### Task instructions:
Can you reproduce, character for character, the rows from the line containing "area-label: 공동주택 A1BL: [234, 106, 313, 121]" through the line containing "unit-chip: 1: [1128, 426, 1147, 445]", including both of those lines?

[Layout dataset entries]

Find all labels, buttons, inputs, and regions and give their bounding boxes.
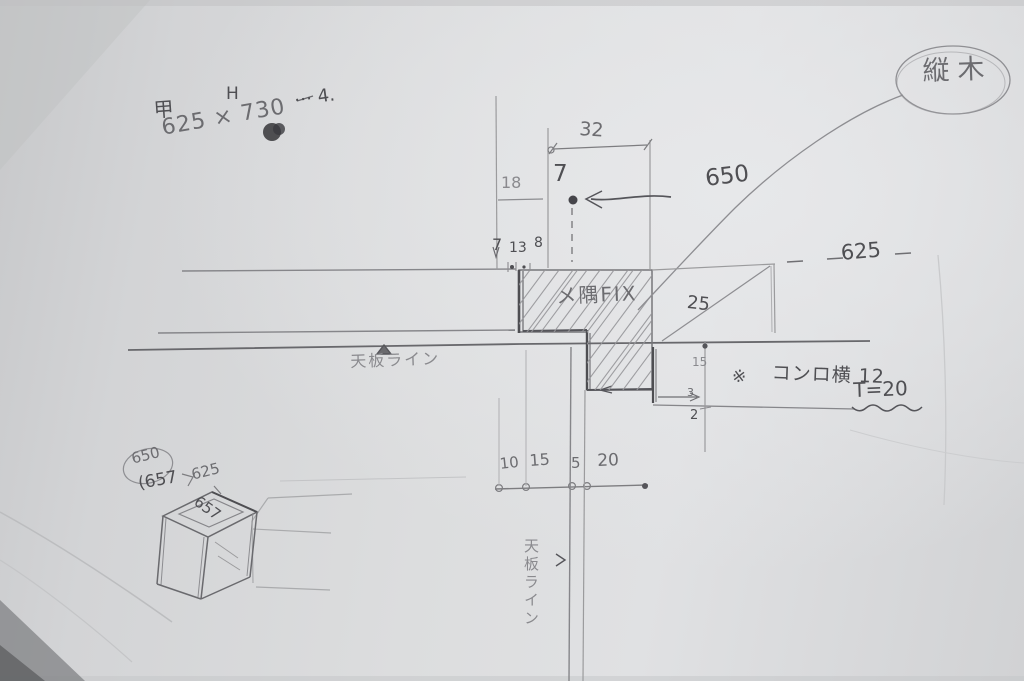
thickness-note: T=20: [853, 378, 908, 400]
bottom-dim-20-label: 20: [597, 452, 619, 470]
lower-verticals: [556, 347, 585, 681]
bottom-dim-5-label: 5: [571, 456, 581, 471]
reference-mark: ※: [731, 368, 747, 387]
unit-3d-sketch: [120, 443, 257, 599]
countertop-line-vertical-label: 天板ライン: [523, 538, 538, 648]
dim-650-label: 650: [704, 163, 750, 191]
level-625-label: 625: [840, 240, 882, 264]
counter-band-lines: [158, 269, 516, 333]
spacing-13-label: 13: [509, 241, 527, 255]
dim-18-label: 18: [501, 175, 521, 191]
pencil-sketch-photo: 甲 H 625 × 730 ⋯ 4. 縦木 32 18 7 650 7 13 8…: [0, 0, 1024, 681]
dim-32-label: 32: [579, 120, 604, 141]
bottom-dim-10-label: 10: [499, 455, 520, 472]
hatch-fix-label: メ隅FIX: [556, 283, 638, 306]
step-15-label: 15: [692, 356, 707, 368]
faint-profile-sketch: [252, 494, 352, 590]
height-symbol-label: H: [226, 86, 239, 103]
stamp-label: 縦木: [922, 56, 993, 85]
spacing-8-label: 8: [534, 236, 543, 250]
countertop-line-label: 天板ライン: [350, 351, 441, 370]
step-3-label: 3: [687, 387, 694, 398]
step-detail-lines: [653, 341, 855, 452]
arrow-650: [569, 191, 672, 208]
step-2-label: 2: [690, 409, 698, 422]
countertop-line: [128, 341, 870, 354]
wavy-underline: [852, 405, 922, 411]
dim-7-label: 7: [553, 163, 568, 186]
dim-25-label: 25: [686, 294, 711, 314]
spacing-7-label: 7: [492, 237, 502, 253]
bottom-dim-15-label: 15: [529, 452, 550, 469]
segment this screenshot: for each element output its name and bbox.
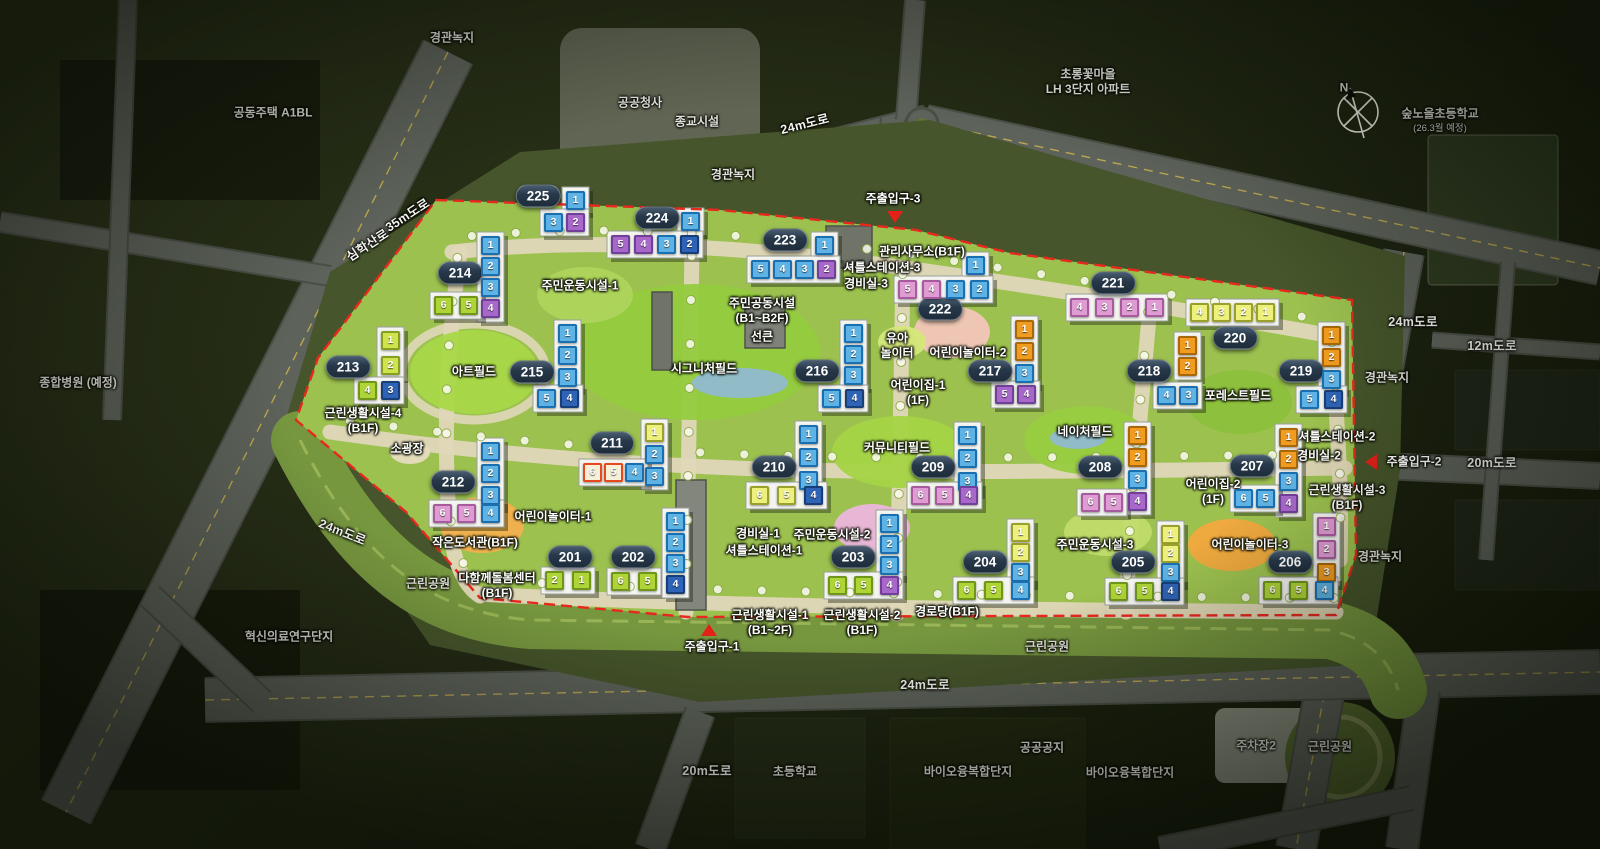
area-label: 공동주택 A1BL: [234, 106, 313, 121]
unit-chip: 1: [666, 512, 685, 531]
unit-chip: 2: [666, 533, 685, 552]
area-label: 공공청사: [618, 96, 662, 111]
unit-chip: 5: [984, 581, 1003, 600]
unit-chip: 4: [922, 280, 941, 299]
area-label: 초등학교: [773, 765, 817, 780]
facility-label: 어린이놀이터-1: [515, 510, 592, 525]
unit-chip: 3: [1212, 303, 1231, 322]
unit-chip: 3: [1161, 563, 1180, 582]
area-label: 바이오융복합단지: [924, 765, 1012, 780]
area-label: 경관녹지: [430, 31, 474, 46]
unit-chip: 2: [799, 448, 818, 467]
unit-chip: 4: [481, 504, 500, 523]
unit-chip: 4: [804, 486, 823, 505]
facility-label: 셔틀스테이션-3: [844, 261, 921, 276]
unit-chip: 4: [1157, 386, 1176, 405]
unit-chip: 2: [844, 345, 863, 364]
unit-chip: 1: [799, 425, 818, 444]
entrance-label: 주출입구-2: [1387, 455, 1442, 470]
road-label: 20m도로: [1467, 456, 1517, 472]
unit-chip: 1: [1128, 426, 1147, 445]
facility-label: 다함께돌봄센터 (B1F): [458, 571, 535, 601]
facility-label: 셔틀스테이션-1: [726, 544, 803, 559]
unit-chip: 1: [1279, 428, 1298, 447]
unit-chip: 5: [604, 463, 623, 482]
unit-chip: 2: [558, 346, 577, 365]
unit-chip: 1: [645, 423, 664, 442]
facility-label: 근린생활시설-3 (B1F): [1309, 483, 1386, 513]
unit-chip: 5: [854, 576, 873, 595]
unit-chip: 2: [1128, 448, 1147, 467]
building-badge-206: 206: [1268, 551, 1313, 574]
unit-chip: 1: [1178, 336, 1197, 355]
unit-chip: 5: [1300, 390, 1319, 409]
road-label: 24m도로: [316, 516, 368, 549]
unit-chip: 6: [911, 486, 930, 505]
building-badge-217: 217: [968, 360, 1013, 383]
unit-chip: 5: [611, 235, 630, 254]
facility-label: 포레스트필드: [1205, 389, 1271, 404]
unit-chip: 3: [645, 467, 664, 486]
area-label: (26.3월 예정): [1413, 123, 1467, 135]
facility-label: 경비실-2: [1297, 449, 1341, 464]
unit-chip: 3: [381, 381, 400, 400]
road-label: 24m도로: [900, 678, 950, 694]
unit-chip: 5: [1104, 493, 1123, 512]
area-label: 바이오융복합단지: [1086, 766, 1174, 781]
unit-chip: 5: [751, 260, 770, 279]
unit-chip: 1: [1322, 326, 1341, 345]
unit-chip: 4: [1315, 581, 1334, 600]
unit-chip: 3: [880, 556, 899, 575]
unit-chip: 3: [1279, 472, 1298, 491]
unit-chip: 3: [481, 486, 500, 505]
unit-chip: 2: [1011, 543, 1030, 562]
facility-label: 경비실-3: [844, 277, 888, 292]
entrance-arrow-icon: [1365, 454, 1377, 470]
facility-label: 근린생활시설-1 (B1~2F): [732, 608, 809, 638]
area-label: 경관녹지: [1365, 371, 1409, 386]
building-badge-213: 213: [326, 356, 371, 379]
area-label: 숲노을초등학교: [1401, 107, 1478, 122]
unit-chip: 3: [657, 235, 676, 254]
unit-chip: 6: [1263, 581, 1282, 600]
road-label: 20m도로: [682, 764, 732, 780]
unit-chip: 4: [1011, 581, 1030, 600]
facility-label: 관리사무소(B1F): [879, 245, 965, 260]
unit-chip: 2: [481, 464, 500, 483]
unit-chip: 1: [1015, 320, 1034, 339]
unit-chip: 2: [1120, 298, 1139, 317]
entrance-label: 주출입구-1: [685, 640, 740, 655]
unit-chip: 3: [1095, 298, 1114, 317]
unit-chip: 4: [666, 575, 685, 594]
facility-label: 경로당(B1F): [915, 605, 979, 620]
unit-chip: 1: [558, 324, 577, 343]
building-badge-223: 223: [763, 229, 808, 252]
area-label: 초롱꽃마을 LH 3단지 아파트: [1046, 67, 1131, 97]
road-label: 24m도로: [1388, 315, 1438, 331]
unit-chip: 2: [1015, 342, 1034, 361]
building-badge-218: 218: [1127, 360, 1172, 383]
building-badge-219: 219: [1279, 360, 1324, 383]
unit-chip: 2: [1322, 348, 1341, 367]
unit-chip: 1: [1256, 303, 1275, 322]
unit-chip: 6: [611, 572, 630, 591]
unit-chip: 4: [358, 381, 377, 400]
facility-label: 어린이놀이터-2: [930, 346, 1007, 361]
unit-chip: 3: [1179, 386, 1198, 405]
unit-chip: 4: [1324, 390, 1343, 409]
area-label: 근린공원: [1308, 740, 1352, 755]
unit-chip: 5: [995, 385, 1014, 404]
entrance-label: 주출입구-3: [866, 192, 921, 207]
building-badge-212: 212: [431, 471, 476, 494]
road-label: 심학산로: [344, 227, 392, 266]
unit-chip: 5: [935, 486, 954, 505]
unit-chip: 1: [481, 442, 500, 461]
unit-chip: 5: [459, 296, 478, 315]
unit-chip: 2: [1279, 450, 1298, 469]
building-badge-205: 205: [1111, 551, 1156, 574]
unit-chip: 3: [1011, 563, 1030, 582]
facility-label: 작은도서관(B1F): [432, 536, 518, 551]
unit-chip: 4: [634, 235, 653, 254]
road-label: 35m도로: [383, 196, 433, 236]
unit-chip: 1: [966, 256, 985, 275]
unit-chip: 5: [777, 486, 796, 505]
unit-chip: 6: [750, 486, 769, 505]
unit-chip: 3: [1128, 470, 1147, 489]
unit-chip: 2: [817, 260, 836, 279]
unit-chip: 2: [1161, 544, 1180, 563]
unit-chip: 1: [566, 191, 585, 210]
entrance-arrow-icon: [887, 211, 903, 223]
unit-chip: 3: [1317, 563, 1336, 582]
unit-chip: 2: [958, 449, 977, 468]
facility-label: 경비실-1: [736, 527, 780, 542]
unit-chip: 4: [880, 576, 899, 595]
unit-chip: 2: [1178, 357, 1197, 376]
unit-chip: 3: [1322, 370, 1341, 389]
facility-label: 셔틀스테이션-2: [1299, 430, 1376, 445]
unit-chip: 1: [572, 571, 591, 590]
unit-chip: 4: [845, 389, 864, 408]
building-badge-204: 204: [963, 551, 1008, 574]
building-badge-214: 214: [438, 262, 483, 285]
unit-chip: 5: [1135, 582, 1154, 601]
unit-chip: 5: [1256, 489, 1275, 508]
unit-chip: 4: [1128, 492, 1147, 511]
unit-chip: 2: [545, 571, 564, 590]
area-label: 경관녹지: [1358, 550, 1402, 565]
facility-label: 커뮤니티필드: [864, 441, 930, 456]
building-badge-220: 220: [1213, 327, 1258, 350]
area-label: 근린공원: [1025, 640, 1069, 655]
unit-chip: 4: [1190, 303, 1209, 322]
facility-label: 주민운동시설-2: [794, 528, 871, 543]
unit-chip: 5: [537, 389, 556, 408]
unit-chip: 2: [566, 213, 585, 232]
unit-chip: 1: [1161, 525, 1180, 544]
building-badge-209: 209: [911, 456, 956, 479]
area-label: 경관녹지: [711, 168, 755, 183]
area-label: 혁신의료연구단지: [245, 630, 333, 645]
area-label: 주차장2: [1236, 739, 1276, 754]
unit-chip: 3: [795, 260, 814, 279]
unit-chip: 3: [666, 554, 685, 573]
building-badge-203: 203: [831, 546, 876, 569]
facility-label: 선큰: [751, 330, 773, 345]
apartment-site-plan: N 경관녹지공동주택 A1BL공공청사종교시설24m도로경관녹지초롱꽃마을 LH…: [0, 0, 1600, 849]
unit-chip: 6: [828, 576, 847, 595]
facility-label: 어린이집-1 (1F): [891, 378, 946, 408]
unit-chip: 4: [1161, 582, 1180, 601]
unit-chip: 4: [560, 389, 579, 408]
facility-label: 근린생활시설-4 (B1F): [325, 406, 402, 436]
building-badge-222: 222: [918, 298, 963, 321]
unit-chip: 5: [898, 280, 917, 299]
facility-label: 주민공동시설 (B1~B2F): [729, 296, 795, 326]
unit-chip: 2: [880, 535, 899, 554]
unit-chip: 5: [457, 504, 476, 523]
unit-chip: 3: [844, 366, 863, 385]
building-badge-207: 207: [1230, 455, 1275, 478]
unit-chip: 3: [544, 213, 563, 232]
unit-chip: 2: [645, 445, 664, 464]
unit-chip: 5: [638, 572, 657, 591]
unit-chip: 2: [481, 257, 500, 276]
facility-label: 소광장: [390, 442, 423, 457]
area-label: 근린공원: [406, 577, 450, 592]
facility-label: 유아 놀이터: [880, 331, 913, 361]
facility-label: 아트필드: [452, 365, 496, 380]
unit-chip: 1: [815, 236, 834, 255]
building-badge-215: 215: [510, 361, 555, 384]
labels-layer: N 경관녹지공동주택 A1BL공공청사종교시설24m도로경관녹지초롱꽃마을 LH…: [0, 0, 1600, 849]
building-badge-208: 208: [1078, 456, 1123, 479]
building-badge-216: 216: [795, 360, 840, 383]
unit-chip: 1: [481, 236, 500, 255]
unit-chip: 6: [957, 581, 976, 600]
unit-chip: 4: [1070, 298, 1089, 317]
unit-chip: 1: [958, 426, 977, 445]
building-badge-225: 225: [516, 185, 561, 208]
facility-label: 근린생활시설-2 (B1F): [824, 608, 901, 638]
building-badge-221: 221: [1091, 272, 1136, 295]
unit-chip: 2: [1234, 303, 1253, 322]
unit-chip: 2: [1317, 540, 1336, 559]
unit-chip: 6: [433, 504, 452, 523]
compass-north-label: N: [1340, 81, 1349, 96]
building-badge-202: 202: [611, 546, 656, 569]
unit-chip: 6: [1109, 582, 1128, 601]
unit-chip: 3: [481, 278, 500, 297]
unit-chip: 4: [481, 299, 500, 318]
unit-chip: 3: [558, 368, 577, 387]
unit-chip: 2: [970, 280, 989, 299]
unit-chip: 1: [1145, 298, 1164, 317]
entrance-arrow-icon: [701, 624, 717, 636]
unit-chip: 4: [625, 463, 644, 482]
unit-chip: 1: [381, 331, 400, 350]
road-label: 24m도로: [779, 111, 831, 138]
unit-chip: 6: [1234, 489, 1253, 508]
unit-chip: 1: [681, 212, 700, 231]
unit-chip: 5: [1289, 581, 1308, 600]
building-badge-201: 201: [548, 546, 593, 569]
unit-chip: 3: [946, 280, 965, 299]
unit-chip: 6: [434, 296, 453, 315]
facility-label: 시그니처필드: [671, 362, 737, 377]
unit-chip: 2: [381, 356, 400, 375]
building-badge-211: 211: [590, 432, 634, 455]
unit-chip: 2: [680, 235, 699, 254]
unit-chip: 3: [1015, 364, 1034, 383]
area-label: 공공공지: [1020, 741, 1064, 756]
unit-chip: 4: [773, 260, 792, 279]
unit-chip: 6: [583, 463, 602, 482]
facility-label: 네이처필드: [1057, 425, 1112, 440]
area-label: 종교시설: [675, 115, 719, 130]
facility-label: 주민운동시설-1: [542, 279, 619, 294]
area-label: 종합병원 (예정): [39, 376, 117, 391]
unit-chip: 4: [1017, 385, 1036, 404]
building-badge-210: 210: [752, 456, 797, 479]
unit-chip: 5: [822, 389, 841, 408]
unit-chip: 1: [1011, 523, 1030, 542]
unit-chip: 4: [959, 486, 978, 505]
facility-label: 어린이집-2 (1F): [1186, 477, 1241, 507]
unit-chip: 1: [1317, 517, 1336, 536]
road-label: 12m도로: [1467, 339, 1517, 355]
unit-chip: 4: [1279, 494, 1298, 513]
unit-chip: 1: [844, 324, 863, 343]
unit-chip: 1: [880, 514, 899, 533]
building-badge-224: 224: [635, 207, 680, 230]
unit-chip: 6: [1081, 493, 1100, 512]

### Solution to the problem:
area-label: 공동주택 A1BL: [234, 106, 313, 121]
unit-chip: 1: [666, 512, 685, 531]
unit-chip: 2: [666, 533, 685, 552]
area-label: 공공청사: [618, 96, 662, 111]
unit-chip: 5: [984, 581, 1003, 600]
unit-chip: 4: [922, 280, 941, 299]
area-label: 초등학교: [773, 765, 817, 780]
facility-label: 어린이놀이터-1: [515, 510, 592, 525]
unit-chip: 3: [1212, 303, 1231, 322]
unit-chip: 3: [1161, 563, 1180, 582]
area-label: 바이오융복합단지: [924, 765, 1012, 780]
area-label: 경관녹지: [430, 31, 474, 46]
unit-chip: 2: [799, 448, 818, 467]
unit-chip: 4: [481, 504, 500, 523]
unit-chip: 4: [804, 486, 823, 505]
facility-label: 셔틀스테이션-3: [844, 261, 921, 276]
unit-chip: 4: [1157, 386, 1176, 405]
unit-chip: 2: [844, 345, 863, 364]
unit-chip: 1: [799, 425, 818, 444]
entrance-label: 주출입구-2: [1387, 455, 1442, 470]
road-label: 20m도로: [1467, 456, 1517, 472]
unit-chip: 1: [1128, 426, 1147, 445]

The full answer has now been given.